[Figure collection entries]

## Start

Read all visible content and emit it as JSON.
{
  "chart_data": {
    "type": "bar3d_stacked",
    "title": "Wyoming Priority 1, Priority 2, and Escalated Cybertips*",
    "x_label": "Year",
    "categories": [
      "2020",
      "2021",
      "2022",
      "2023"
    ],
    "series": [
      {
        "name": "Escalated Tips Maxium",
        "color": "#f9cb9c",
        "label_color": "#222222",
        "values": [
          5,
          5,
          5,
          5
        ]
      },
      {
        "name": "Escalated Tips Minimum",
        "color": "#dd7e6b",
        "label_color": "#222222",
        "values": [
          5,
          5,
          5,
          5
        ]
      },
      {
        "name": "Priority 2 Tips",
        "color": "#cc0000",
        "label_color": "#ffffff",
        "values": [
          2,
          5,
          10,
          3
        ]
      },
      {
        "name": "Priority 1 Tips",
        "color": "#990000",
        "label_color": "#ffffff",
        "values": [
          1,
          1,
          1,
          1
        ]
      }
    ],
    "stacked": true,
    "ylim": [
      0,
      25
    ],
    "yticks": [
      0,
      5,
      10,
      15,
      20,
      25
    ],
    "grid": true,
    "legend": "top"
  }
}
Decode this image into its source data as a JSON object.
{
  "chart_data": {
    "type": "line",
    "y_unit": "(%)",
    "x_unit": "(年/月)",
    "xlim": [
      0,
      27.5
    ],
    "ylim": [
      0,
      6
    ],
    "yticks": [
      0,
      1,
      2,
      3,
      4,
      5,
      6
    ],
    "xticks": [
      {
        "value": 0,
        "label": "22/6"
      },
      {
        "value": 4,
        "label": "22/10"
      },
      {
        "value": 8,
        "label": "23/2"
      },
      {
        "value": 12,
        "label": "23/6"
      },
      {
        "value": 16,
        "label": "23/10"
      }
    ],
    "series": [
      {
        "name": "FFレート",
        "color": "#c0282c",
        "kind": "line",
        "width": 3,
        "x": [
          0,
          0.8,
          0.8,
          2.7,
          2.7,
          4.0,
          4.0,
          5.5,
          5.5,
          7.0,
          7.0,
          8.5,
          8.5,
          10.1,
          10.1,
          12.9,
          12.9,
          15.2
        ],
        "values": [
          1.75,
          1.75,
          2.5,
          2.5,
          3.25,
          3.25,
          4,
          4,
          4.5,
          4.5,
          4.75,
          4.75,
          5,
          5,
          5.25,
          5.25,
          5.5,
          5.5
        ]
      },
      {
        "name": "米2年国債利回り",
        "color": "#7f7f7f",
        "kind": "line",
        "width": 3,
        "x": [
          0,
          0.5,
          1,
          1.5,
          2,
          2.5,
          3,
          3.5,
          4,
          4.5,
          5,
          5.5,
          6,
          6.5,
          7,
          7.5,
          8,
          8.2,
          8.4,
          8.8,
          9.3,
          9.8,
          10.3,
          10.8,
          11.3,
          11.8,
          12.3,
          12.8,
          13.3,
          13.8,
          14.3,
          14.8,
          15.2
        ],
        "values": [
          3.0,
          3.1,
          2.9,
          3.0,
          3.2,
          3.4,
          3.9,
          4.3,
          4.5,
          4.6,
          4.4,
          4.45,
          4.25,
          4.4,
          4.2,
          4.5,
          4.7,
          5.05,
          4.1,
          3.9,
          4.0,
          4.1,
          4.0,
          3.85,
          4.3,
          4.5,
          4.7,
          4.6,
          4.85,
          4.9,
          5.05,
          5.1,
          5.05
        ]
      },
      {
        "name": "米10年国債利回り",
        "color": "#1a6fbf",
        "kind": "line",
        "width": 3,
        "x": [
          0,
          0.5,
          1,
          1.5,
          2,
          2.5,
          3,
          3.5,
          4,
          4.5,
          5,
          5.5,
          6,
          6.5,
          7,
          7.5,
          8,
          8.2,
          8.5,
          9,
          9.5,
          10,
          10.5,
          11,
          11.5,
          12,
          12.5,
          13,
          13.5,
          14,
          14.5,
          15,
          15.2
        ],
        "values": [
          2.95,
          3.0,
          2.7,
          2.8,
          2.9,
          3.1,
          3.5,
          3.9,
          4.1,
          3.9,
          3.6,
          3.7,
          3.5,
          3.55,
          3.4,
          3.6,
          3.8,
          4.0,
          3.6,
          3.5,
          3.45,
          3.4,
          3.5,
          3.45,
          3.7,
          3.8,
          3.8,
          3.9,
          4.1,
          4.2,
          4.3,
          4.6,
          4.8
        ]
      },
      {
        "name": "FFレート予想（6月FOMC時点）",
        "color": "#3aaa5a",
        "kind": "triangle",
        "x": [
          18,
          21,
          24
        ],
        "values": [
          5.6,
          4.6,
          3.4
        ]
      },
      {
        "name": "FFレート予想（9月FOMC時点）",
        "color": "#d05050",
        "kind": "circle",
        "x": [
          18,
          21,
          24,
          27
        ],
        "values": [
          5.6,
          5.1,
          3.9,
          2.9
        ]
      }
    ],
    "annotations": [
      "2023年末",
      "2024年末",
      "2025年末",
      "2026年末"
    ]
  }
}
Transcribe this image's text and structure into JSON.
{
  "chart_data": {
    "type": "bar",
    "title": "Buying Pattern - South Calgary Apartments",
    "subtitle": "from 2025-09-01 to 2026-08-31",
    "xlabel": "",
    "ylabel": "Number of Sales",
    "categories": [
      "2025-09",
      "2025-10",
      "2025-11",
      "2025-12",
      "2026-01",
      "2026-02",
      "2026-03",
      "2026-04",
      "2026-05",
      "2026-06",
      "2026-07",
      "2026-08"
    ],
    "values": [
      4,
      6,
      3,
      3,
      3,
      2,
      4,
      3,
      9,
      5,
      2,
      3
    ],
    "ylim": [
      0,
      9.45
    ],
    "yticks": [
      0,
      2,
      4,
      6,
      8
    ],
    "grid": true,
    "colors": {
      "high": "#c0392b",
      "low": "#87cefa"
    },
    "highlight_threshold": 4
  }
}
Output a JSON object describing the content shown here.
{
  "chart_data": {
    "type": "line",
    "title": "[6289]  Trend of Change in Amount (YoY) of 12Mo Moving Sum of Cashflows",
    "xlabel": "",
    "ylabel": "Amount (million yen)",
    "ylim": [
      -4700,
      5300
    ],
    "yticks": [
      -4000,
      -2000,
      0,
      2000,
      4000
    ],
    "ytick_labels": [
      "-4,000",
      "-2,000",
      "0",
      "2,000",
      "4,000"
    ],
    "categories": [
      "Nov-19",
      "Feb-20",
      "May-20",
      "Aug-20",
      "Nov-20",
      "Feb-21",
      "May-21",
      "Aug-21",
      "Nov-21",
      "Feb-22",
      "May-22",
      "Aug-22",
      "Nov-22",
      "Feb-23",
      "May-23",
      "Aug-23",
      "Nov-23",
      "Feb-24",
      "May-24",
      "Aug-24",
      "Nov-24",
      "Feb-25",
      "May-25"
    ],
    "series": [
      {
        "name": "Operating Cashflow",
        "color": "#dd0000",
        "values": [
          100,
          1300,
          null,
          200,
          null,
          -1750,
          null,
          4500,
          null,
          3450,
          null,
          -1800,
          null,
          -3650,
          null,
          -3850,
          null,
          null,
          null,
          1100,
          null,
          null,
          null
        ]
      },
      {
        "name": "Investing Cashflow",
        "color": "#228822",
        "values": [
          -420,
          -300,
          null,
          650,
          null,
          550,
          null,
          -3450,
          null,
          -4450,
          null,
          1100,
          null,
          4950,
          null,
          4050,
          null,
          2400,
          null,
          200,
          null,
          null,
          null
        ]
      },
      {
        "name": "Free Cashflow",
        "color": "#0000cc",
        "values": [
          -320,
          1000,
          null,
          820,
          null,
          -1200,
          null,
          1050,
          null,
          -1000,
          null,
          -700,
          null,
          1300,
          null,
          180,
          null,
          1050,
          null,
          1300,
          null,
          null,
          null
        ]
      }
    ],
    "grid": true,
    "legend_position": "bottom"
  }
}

## End

- [Goal] Find every line with "JSON" in the listing and state how many there are, nothing else.

- [Result of the exercise] 4